= Extracted text =

****

What features of the part of the nephron in the renal medulla assist with the generation of the medullary osmolar gradient?
- Differential permeability of descending and ascending limbs of LOH to water (descending) and ions (ascending)
- Countercurrent exchange mechanism
- Hair pin design of the vasa recta
- Urea reabsorption from inner medullary collecting duct.
What is diabetes insipidus vs SIADH
Central Diabetes insipidus (head injury)
- Posterior pituitary fails to secrete ADH
- Polyuria, hypvolaemia, hypernatraemia, dilute urine
Nephrogenic diabetes insipidus (Lithium toxicity)
- Insensitivity to normal levels of ADH
SIADH (Intracranial pathology vs ectopic source Small cell lung Ca)
- Hyponatraemia (headache/nausea/confusion/seizures/coma)
- Fluid overload (sometimes)
- Inappropriately high urine osmolarity
Describe the humoral aspect of the neurohumoral response
Counter-regulatory hormones: Catecholamines Glucocorticoids Growth Hormone Thyroid Hormone
Anti-insulin hormones that reduce insulin release and tissue sensitivity to preserve and increase blood glucose for use by fight or flight organs (heart/skeletal muscle/lungs and brain)

****

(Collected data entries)

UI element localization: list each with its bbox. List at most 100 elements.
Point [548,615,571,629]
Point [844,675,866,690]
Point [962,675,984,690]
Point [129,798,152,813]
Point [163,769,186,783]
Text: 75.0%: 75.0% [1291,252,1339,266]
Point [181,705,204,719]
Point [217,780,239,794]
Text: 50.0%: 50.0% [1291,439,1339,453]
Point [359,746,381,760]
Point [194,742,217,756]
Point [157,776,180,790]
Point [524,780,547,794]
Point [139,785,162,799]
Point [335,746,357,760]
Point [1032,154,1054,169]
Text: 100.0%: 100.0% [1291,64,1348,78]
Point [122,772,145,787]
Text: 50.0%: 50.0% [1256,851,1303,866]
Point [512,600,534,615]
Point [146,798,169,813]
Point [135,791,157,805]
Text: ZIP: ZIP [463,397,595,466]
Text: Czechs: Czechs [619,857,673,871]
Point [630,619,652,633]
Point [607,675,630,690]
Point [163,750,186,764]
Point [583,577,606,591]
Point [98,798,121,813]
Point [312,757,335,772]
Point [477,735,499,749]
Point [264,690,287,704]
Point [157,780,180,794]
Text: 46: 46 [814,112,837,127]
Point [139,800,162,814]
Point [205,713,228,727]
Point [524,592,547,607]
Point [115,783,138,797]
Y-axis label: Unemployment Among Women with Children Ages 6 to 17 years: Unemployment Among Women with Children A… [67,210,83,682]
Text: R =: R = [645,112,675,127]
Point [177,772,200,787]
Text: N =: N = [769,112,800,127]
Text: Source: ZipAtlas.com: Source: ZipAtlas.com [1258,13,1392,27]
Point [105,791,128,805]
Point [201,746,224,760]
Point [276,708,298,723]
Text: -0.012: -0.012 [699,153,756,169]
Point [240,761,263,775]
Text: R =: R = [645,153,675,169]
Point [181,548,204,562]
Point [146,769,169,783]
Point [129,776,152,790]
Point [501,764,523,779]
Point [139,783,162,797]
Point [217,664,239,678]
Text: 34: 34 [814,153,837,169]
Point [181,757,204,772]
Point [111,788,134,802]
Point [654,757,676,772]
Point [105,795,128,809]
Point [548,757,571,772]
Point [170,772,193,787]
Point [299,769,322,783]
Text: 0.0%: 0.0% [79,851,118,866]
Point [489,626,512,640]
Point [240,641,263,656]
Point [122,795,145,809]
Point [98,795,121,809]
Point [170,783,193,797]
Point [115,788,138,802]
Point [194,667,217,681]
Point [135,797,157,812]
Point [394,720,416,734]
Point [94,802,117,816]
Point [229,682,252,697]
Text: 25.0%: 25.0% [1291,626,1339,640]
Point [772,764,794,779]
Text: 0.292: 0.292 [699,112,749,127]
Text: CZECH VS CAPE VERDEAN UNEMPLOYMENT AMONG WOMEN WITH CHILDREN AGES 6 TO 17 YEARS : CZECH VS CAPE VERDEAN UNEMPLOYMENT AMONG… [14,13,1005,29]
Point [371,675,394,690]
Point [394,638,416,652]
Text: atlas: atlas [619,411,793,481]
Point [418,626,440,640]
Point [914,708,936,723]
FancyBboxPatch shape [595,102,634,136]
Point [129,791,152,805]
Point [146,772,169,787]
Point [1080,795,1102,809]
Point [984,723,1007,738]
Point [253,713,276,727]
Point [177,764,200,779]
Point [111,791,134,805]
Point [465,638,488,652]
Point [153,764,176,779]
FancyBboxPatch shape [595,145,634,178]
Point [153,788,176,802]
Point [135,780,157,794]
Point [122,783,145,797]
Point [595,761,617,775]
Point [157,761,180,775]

****

= Task details =
Extend the physiology study notes on the nephron, ADH disorders and the neurohumoral response, starting after their final line and keeping the same question-and-bullet style.

= Answer section =
Glycogen break down initially increased
Then Gluconeogenesis accelerated
Other organs (over days become fat adapted)
Summarise the overall fluid and electrolyte outcome consequent to the stress response
- Maximal sodium and water retention RAAS/ADH
- Hypernatraemia (dilutional) - ADH
- Hypokalaemia - RAAS
- Metabolic alkalosis
- Decreased RBF: Renal failure
- Hyperglycaemia
Describe the redistribution of crystalloid solutions after IV administration and state the clinical relevance of this
1 : 3 ratio
1ml stays intravascular while 3 ml moves into ECF
This means that crystalloids are inefficient effective circulating volume expanders as 3 x the volume lost of crystalloid replacement would is required to replace the blood loss.
What is the goal of maintenance fluids
Provide sufficient water and electrolytes for a patient not taking oral fluids
What is the goal of fluid replacement therapy
Fluids should resemble fluid losses which will generally resemble ECF
Why should glucose containing solutions be avoided in resuscitation
They are usually hypotonic with minimal expansion of effective circulating volume.
Furthermore, in scenarios requiring resuscitation, the physiological response increases blood sugar levels regardless of glucose administration.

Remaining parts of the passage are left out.